--- start of Text to read ---

Friday, 17 July 2015

The Fall of Suge Knight

Suge-Knight



He sold America on a West Coast gangster fantasy — and embodied it. Then the bills came due. But is Suge Knight’s reign as the ‘most feared man in hip-hop’ over? Rolling Stone Magazine writes  
On March 20th, inside the high-security wing of Los Angeles’ Clara Shortridge Foltz Criminal Justice Centre, the man once called “the most feared man in hip-hop” is looking more like the 50-year-old with chronic health issues that he is. Suge Knight sits in shackles, wearing an orange prison jumpsuit and chunky glasses, his beard flecked with gray, listening impassively. It’s the end of the day’s proceedings, and Judge Ronald S. Coen is announcing the bail for Knight, who is facing charges of murder, attempted murder and hit-and-run: “In this court’s opinion, $25 million is reasonable, and it is so set.” A gasp erupts from Knight’s row of supporters — some of whom sport red clothing or accessories, a colour associated with the Bloods and Piru street gangs. The most shocked are Knight’s family, who have attended nearly all of his court dates: his parents, along with his fiancee, Toilin Kelly, and sister Karen Anderson. “He’s never had a bail like that before!” Anderson exclaims.

This could finally be the end of the road for the record-label head who, a generation ago, helped bring the West Coast gangsta rap of Dr. Dre, Snoop Dogg and Tupac Shakur to the mainstream, pushing aside the pop rap of artists such as MC Hammer and Tone-Loc and putting low-riders and gang signs into heavy rotation on MTV. In the process, Knight established himself as a legendary music-biz tough guy. His exploits — some mythic, some real — during the heyday of Death Row Records have become part of hip-hop lore: In the early Nineties, he allegedly shook down Vanilla Ice into handing over publishing profits, walking the rapper out to a hotel-room balcony to show him how far his fall would be. (“I needed to wear a diaper that day,” Ice said later.) In his memoir, former N.W.A manager Jerry Heller alleged that Knight and his cohorts, bearing baseball bats, intimidated Eazy-E into releasing Dre from his Ruthless Records contract. (The claims have never been substantiated.) Knight was sitting next to Tupac when he was gunned down in 1996 in Las Vegas; his participation in a fight on the night of the shooting would land him in prison for five years on a probation violation.
“I watched Suge decline the last 10 years,” says Cash Jones, a.k.a. Wack 100, a former Death Row “foot soldier” who now manages Ray J and the Game. Knight already has two prior violent felonies on his record: If any of his current charges stick, under California’s Three Strikes law, he could be going to jail for the rest of his life.
“Suge lost focus of the business, and who he is,” says Jones. “He could’ve been a lot of things, but he chose not to.”

--- end of Text to read ---
--- start of Records supplied ---

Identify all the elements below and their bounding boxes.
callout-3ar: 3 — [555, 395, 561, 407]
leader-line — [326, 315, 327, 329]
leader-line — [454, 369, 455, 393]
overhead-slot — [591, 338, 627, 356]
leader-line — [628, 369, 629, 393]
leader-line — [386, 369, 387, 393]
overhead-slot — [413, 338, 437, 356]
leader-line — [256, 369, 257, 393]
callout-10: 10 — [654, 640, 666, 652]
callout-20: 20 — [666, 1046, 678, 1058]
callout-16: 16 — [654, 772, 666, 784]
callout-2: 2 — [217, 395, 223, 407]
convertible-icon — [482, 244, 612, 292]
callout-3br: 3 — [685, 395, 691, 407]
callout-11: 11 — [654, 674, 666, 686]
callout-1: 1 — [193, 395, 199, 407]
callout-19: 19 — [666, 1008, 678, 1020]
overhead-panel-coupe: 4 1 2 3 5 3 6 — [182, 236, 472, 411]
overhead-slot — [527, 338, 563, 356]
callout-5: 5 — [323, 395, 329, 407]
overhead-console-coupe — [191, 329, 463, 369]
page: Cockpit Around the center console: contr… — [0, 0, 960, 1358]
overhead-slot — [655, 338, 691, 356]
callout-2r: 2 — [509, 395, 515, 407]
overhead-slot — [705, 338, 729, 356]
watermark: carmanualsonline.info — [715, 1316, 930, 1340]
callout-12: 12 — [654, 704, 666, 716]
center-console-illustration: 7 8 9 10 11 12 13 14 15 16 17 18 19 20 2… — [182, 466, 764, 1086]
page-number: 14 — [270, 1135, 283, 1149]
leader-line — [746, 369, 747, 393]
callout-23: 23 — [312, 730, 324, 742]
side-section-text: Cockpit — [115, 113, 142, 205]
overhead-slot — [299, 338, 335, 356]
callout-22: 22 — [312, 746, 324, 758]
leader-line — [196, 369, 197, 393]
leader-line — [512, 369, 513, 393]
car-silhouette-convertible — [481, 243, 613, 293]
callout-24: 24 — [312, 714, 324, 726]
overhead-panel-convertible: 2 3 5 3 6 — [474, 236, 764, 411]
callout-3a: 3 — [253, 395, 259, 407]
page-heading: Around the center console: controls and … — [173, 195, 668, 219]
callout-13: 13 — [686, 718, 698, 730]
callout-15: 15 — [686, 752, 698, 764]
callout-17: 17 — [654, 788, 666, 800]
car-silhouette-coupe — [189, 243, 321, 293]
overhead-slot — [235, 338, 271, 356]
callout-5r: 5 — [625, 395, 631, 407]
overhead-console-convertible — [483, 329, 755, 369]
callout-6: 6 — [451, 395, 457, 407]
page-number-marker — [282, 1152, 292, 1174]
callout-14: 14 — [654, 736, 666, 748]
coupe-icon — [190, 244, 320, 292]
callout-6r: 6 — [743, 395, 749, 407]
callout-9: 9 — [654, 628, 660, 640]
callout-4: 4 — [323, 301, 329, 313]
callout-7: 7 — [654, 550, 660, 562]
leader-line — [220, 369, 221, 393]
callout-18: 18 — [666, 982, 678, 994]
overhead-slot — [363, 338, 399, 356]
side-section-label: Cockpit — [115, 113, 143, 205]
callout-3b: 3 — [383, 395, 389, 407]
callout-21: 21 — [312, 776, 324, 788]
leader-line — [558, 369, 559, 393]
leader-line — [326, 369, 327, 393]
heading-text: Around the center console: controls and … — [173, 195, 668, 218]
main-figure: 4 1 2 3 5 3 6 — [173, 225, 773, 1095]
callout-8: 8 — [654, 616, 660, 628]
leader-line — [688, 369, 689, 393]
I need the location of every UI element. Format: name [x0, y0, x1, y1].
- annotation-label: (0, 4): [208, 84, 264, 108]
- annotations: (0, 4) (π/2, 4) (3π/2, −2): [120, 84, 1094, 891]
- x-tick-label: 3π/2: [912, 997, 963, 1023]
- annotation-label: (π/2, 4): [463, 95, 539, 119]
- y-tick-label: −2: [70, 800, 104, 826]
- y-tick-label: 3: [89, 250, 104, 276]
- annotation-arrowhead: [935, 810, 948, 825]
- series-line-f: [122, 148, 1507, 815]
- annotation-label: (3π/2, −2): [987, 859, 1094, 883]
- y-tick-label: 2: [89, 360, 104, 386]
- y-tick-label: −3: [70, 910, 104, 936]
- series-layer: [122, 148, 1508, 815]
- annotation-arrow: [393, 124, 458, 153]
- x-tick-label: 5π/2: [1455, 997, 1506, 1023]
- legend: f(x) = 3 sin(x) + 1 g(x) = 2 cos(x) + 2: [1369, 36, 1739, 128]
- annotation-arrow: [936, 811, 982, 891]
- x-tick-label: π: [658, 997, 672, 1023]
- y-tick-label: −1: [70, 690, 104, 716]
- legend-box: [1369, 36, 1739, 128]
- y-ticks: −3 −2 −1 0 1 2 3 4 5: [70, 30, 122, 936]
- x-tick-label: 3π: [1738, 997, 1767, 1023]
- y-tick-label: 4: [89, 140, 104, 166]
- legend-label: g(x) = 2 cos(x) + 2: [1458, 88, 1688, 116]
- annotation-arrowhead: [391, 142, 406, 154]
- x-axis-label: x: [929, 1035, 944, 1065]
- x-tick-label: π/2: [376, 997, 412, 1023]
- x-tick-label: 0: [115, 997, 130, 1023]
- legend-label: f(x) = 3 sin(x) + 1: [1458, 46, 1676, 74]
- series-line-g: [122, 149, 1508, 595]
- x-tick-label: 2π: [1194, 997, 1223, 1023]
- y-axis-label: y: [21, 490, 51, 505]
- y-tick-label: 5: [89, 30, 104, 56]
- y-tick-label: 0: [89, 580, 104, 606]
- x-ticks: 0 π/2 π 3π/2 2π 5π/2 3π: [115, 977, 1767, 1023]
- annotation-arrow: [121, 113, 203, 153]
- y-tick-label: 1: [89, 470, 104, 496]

--- end of Records supplied ---

**Objective 1:** Rewrite the paragraph of the article about Suge Knight that begins "On March 20th" as a shorter paragraph that keeps its main facts.
**Objective 2:** Summarize the article about Suge Knight in two sentences.
**Objective 3:** Continue the article about Suge Knight from the point where it stops.
The items are separate material, unrelated to the article about Suge Knight.

**Final answer 1:** On March 20th, at Los Angeles' Clara Shortridge Foltz Criminal Justice Centre, Suge Knight, now 50 and in chronic poor health, sat shackled in an orange prison jumpsuit while Judge Ronald S. Coen set his bail at $25 million on charges of murder, attempted murder and hit-and-run. The amount drew a gasp from his supporters, some wearing red, a color associated with the Bloods and Piru street gangs. His family, who have attended nearly all of his court dates, were the most shocked; his sister, Karen Anderson, exclaimed that he had never had a bail like that before.

**Final answer 2:** Judge Ronald S. Coen set Suge Knight's bail at $25 million on charges of murder, attempted murder and hit-and-run, a figure that shocked his family and supporters in court. The article recalls how Knight helped bring West Coast gangsta rap to the mainstream and became a legendary music-business tough guy, and it notes that, with two prior violent felonies on his record, he could face life in prison under California's Three Strikes law if any of the current charges stick.

**Final answer 3:**
Knigt’s most recent troubles apparently began like many Suge Knight Stories: with him thinking that somebody owed him money. The upcoming N.W.A biopic, Straight Outta Compton — co-produced by Dre and Ice Cube, and due out in August — was getting attention after a teaser leaked in December. “People working on the set were calling and telling Suge, ‘Hey, man, this movie is really [becoming] a Death Row movie,’ with a Suge look-alike in the movie beating up people in the studio and all that,” says Reggie Wright, a childhood friend of Knight’s who worked at Death Row from 1994 to 2002. “Suge felt like they were using his likeness in this movie without consulting him.”
On the afternoon of January 29th, Knight drove up to the production’s base camp in his red Ford Raptor pickup, breezing past the film’s security. Dre’s bodyguards would not move him while Knight was on the premises, leaving producers in a panic. Cle “Bone” Sloan – a “nonactive” gang member who was working as a technical adviser to the movie – stepped in, confronting Knight. Sloan said later that he had heard there was a “problem” between “[Knight] and Dre or somebody.” The confrontation turned into a shouting match. Sloan said he told Knight, “Why don’t you leave so we can move forward? You got the white folks scared!” Eventually, Knight left the set.
Shortly after clearing out, Knight received a call from a respected South Central entrepreneur named Terry Carter who was at the shoot that day and was perhaps hoping to mediate the dispute. Carter, 55, was a self-made man who, after losing his mother and brother in the space of a year when he was 18, had built businesses in music, cars and real estate — most notably co-founding Heavyweight Records with Ice Cube in 1998. “Ice Cube and Dre would come by the house like it was nothing,” says Carter’s daughter Nekaya about her childhood. Carter was a family man, with three children; he had also taken in his sister-in-law’s five kids when she couldn’t care for them. People who knew Carter call him a “peacemaker.”
Minutes later, Knight pulled up outside the Tam’s parking lot, where Carter and at least one other man had already gathered. According to Sloan’s interview with police, Knight started bad-mouthing Sloan — just as, unbeknownst to Knight, he pulled up. “He was talking shit,” Sloan recounted, “and I just popped out like a jack-in-the-box.” Sloan came at Knight saying, “Let’s do it!” and began throwing punches at Knight through the Raptor’s window.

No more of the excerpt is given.